Dataset items

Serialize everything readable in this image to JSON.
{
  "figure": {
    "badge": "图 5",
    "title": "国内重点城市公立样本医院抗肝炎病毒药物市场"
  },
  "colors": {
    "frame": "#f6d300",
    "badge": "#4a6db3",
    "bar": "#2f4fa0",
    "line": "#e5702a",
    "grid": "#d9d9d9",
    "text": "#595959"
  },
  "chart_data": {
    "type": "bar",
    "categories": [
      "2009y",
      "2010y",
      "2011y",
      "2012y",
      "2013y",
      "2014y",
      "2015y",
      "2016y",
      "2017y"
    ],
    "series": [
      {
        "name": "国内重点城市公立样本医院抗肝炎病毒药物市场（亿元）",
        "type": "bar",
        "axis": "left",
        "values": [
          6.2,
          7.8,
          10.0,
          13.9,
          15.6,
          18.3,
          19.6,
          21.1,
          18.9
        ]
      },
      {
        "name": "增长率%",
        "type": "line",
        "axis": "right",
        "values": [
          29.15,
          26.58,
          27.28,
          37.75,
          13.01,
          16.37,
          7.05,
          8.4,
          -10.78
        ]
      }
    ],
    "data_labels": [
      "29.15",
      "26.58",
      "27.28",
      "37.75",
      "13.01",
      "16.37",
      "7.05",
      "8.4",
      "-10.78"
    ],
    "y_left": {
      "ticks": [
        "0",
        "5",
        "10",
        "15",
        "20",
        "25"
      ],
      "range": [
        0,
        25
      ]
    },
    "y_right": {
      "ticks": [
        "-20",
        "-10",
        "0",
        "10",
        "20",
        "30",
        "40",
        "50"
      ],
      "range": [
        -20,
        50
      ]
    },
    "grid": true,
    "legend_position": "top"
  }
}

** What to do **
Repeat the preceding lines exactly, please, every one of them.

** Answer to this problem **
Serialize everything readable in this image to JSON.
{
  "figure": {
    "badge": "图 5",
    "title": "国内重点城市公立样本医院抗肝炎病毒药物市场"
  },
  "colors": {
    "frame": "#f6d300",
    "badge": "#4a6db3",
    "bar": "#2f4fa0",
    "line": "#e5702a",
    "grid": "#d9d9d9",
    "text": "#595959"
  },
  "chart_data": {
    "type": "bar",
    "categories": [
      "2009y",
      "2010y",
      "2011y",
      "2012y",
      "2013y",
      "2014y",
      "2015y",
      "2016y",
      "2017y"
    ],
    "series": [
      {
        "name": "国内重点城市公立样本医院抗肝炎病毒药物市场（亿元）",
        "type": "bar",
        "axis": "left",
        "values": [
          6.2,
          7.8,
          10.0,
          13.9,
          15.6,
          18.3,
          19.6,
          21.1,
          18.9
        ]
      },
      {
        "name": "增长率%",
        "type": "line",
        "axis": "right",
        "values": [
          29.15,
          26.58,
          27.28,
          37.75,
          13.01,
          16.37,
          7.05,
          8.4,
          -10.78
        ]
      }
    ],
    "data_labels": [
      "29.15",
      "26.58",
      "27.28",
      "37.75",
      "13.01",
      "16.37",
      "7.05",
      "8.4",
      "-10.78"
    ],
    "y_left": {
      "ticks": [
        "0",
        "5",
        "10",
        "15",
        "20",
        "25"
      ],
      "range": [
        0,
        25
      ]
    },
    "y_right": {
      "ticks": [
        "-20",
        "-10",
        "0",
        "10",
        "20",
        "30",
        "40",
        "50"
      ],
      "range": [
        -20,
        50
      ]
    },
    "grid": true,
    "legend_position": "top"
  }
}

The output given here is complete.